» **The exercise**
Give the entries back exactly, dropping each image.

» **Data entries**
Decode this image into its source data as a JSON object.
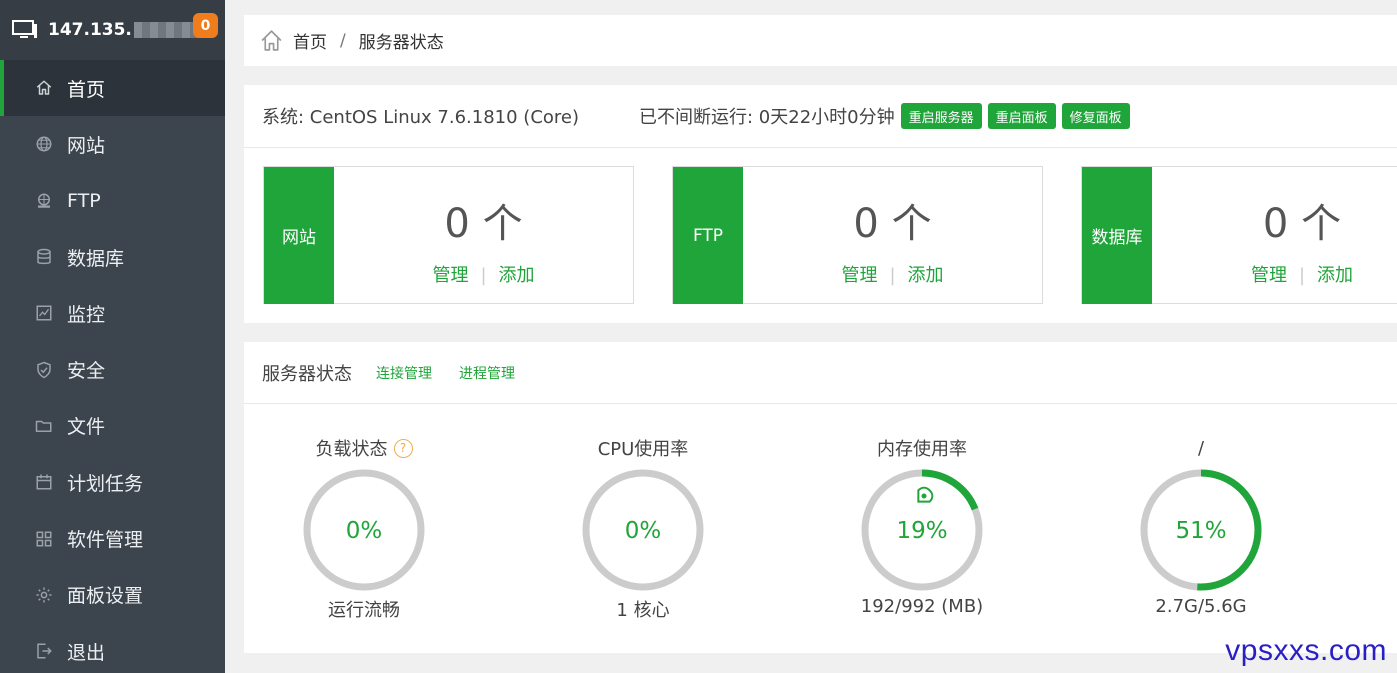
{
  "sidebar": {
    "host_prefix": "147.135.",
    "badge": "0",
    "items": [
      {
        "label": "首页",
        "icon": "home-icon",
        "active": true
      },
      {
        "label": "网站",
        "icon": "globe-icon"
      },
      {
        "label": "FTP",
        "icon": "ftp-icon"
      },
      {
        "label": "数据库",
        "icon": "database-icon"
      },
      {
        "label": "监控",
        "icon": "monitor-chart-icon"
      },
      {
        "label": "安全",
        "icon": "shield-icon"
      },
      {
        "label": "文件",
        "icon": "folder-icon"
      },
      {
        "label": "计划任务",
        "icon": "calendar-icon"
      },
      {
        "label": "软件管理",
        "icon": "grid-apps-icon"
      },
      {
        "label": "面板设置",
        "icon": "gear-icon"
      },
      {
        "label": "退出",
        "icon": "logout-icon"
      }
    ]
  },
  "breadcrumb": {
    "home": "首页",
    "separator": "/",
    "current": "服务器状态"
  },
  "system": {
    "os": "系统: CentOS Linux 7.6.1810 (Core)",
    "uptime": "已不间断运行: 0天22小时0分钟",
    "buttons": {
      "restart_server": "重启服务器",
      "restart_panel": "重启面板",
      "repair_panel": "修复面板"
    }
  },
  "stats": [
    {
      "tag": "网站",
      "count": "0 个",
      "manage": "管理",
      "add": "添加"
    },
    {
      "tag": "FTP",
      "count": "0 个",
      "manage": "管理",
      "add": "添加"
    },
    {
      "tag": "数据库",
      "count": "0 个",
      "manage": "管理",
      "add": "添加"
    }
  ],
  "server_status": {
    "title": "服务器状态",
    "links": {
      "connections": "连接管理",
      "processes": "进程管理"
    },
    "gauges": [
      {
        "title": "负载状态",
        "value": 0,
        "label": "0%",
        "footer": "运行流畅",
        "help": "?"
      },
      {
        "title": "CPU使用率",
        "value": 0,
        "label": "0%",
        "footer": "1 核心"
      },
      {
        "title": "内存使用率",
        "value": 19,
        "label": "19%",
        "footer": "192/992 (MB)",
        "icon": "rocket-icon"
      },
      {
        "title": "/",
        "value": 51,
        "label": "51%",
        "footer": "2.7G/5.6G"
      }
    ]
  },
  "colors": {
    "accent": "#20a53a",
    "sidebar": "#3c444d",
    "badge": "#f07d1d",
    "track": "#cccccc"
  },
  "watermark": "vpsxxs.com"
}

» **Exercise response**
Decode this image into its source data as a JSON object.
{
  "sidebar": {
    "host_prefix": "147.135.",
    "badge": "0",
    "items": [
      {
        "label": "首页",
        "icon": "home-icon",
        "active": true
      },
      {
        "label": "网站",
        "icon": "globe-icon"
      },
      {
        "label": "FTP",
        "icon": "ftp-icon"
      },
      {
        "label": "数据库",
        "icon": "database-icon"
      },
      {
        "label": "监控",
        "icon": "monitor-chart-icon"
      },
      {
        "label": "安全",
        "icon": "shield-icon"
      },
      {
        "label": "文件",
        "icon": "folder-icon"
      },
      {
        "label": "计划任务",
        "icon": "calendar-icon"
      },
      {
        "label": "软件管理",
        "icon": "grid-apps-icon"
      },
      {
        "label": "面板设置",
        "icon": "gear-icon"
      },
      {
        "label": "退出",
        "icon": "logout-icon"
      }
    ]
  },
  "breadcrumb": {
    "home": "首页",
    "separator": "/",
    "current": "服务器状态"
  },
  "system": {
    "os": "系统: CentOS Linux 7.6.1810 (Core)",
    "uptime": "已不间断运行: 0天22小时0分钟",
    "buttons": {
      "restart_server": "重启服务器",
      "restart_panel": "重启面板",
      "repair_panel": "修复面板"
    }
  },
  "stats": [
    {
      "tag": "网站",
      "count": "0 个",
      "manage": "管理",
      "add": "添加"
    },
    {
      "tag": "FTP",
      "count": "0 个",
      "manage": "管理",
      "add": "添加"
    },
    {
      "tag": "数据库",
      "count": "0 个",
      "manage": "管理",
      "add": "添加"
    }
  ],
  "server_status": {
    "title": "服务器状态",
    "links": {
      "connections": "连接管理",
      "processes": "进程管理"
    },
    "gauges": [
      {
        "title": "负载状态",
        "value": 0,
        "label": "0%",
        "footer": "运行流畅",
        "help": "?"
      },
      {
        "title": "CPU使用率",
        "value": 0,
        "label": "0%",
        "footer": "1 核心"
      },
      {
        "title": "内存使用率",
        "value": 19,
        "label": "19%",
        "footer": "192/992 (MB)",
        "icon": "rocket-icon"
      },
      {
        "title": "/",
        "value": 51,
        "label": "51%",
        "footer": "2.7G/5.6G"
      }
    ]
  },
  "colors": {
    "accent": "#20a53a",
    "sidebar": "#3c444d",
    "badge": "#f07d1d",
    "track": "#cccccc"
  },
  "watermark": "vpsxxs.com"
}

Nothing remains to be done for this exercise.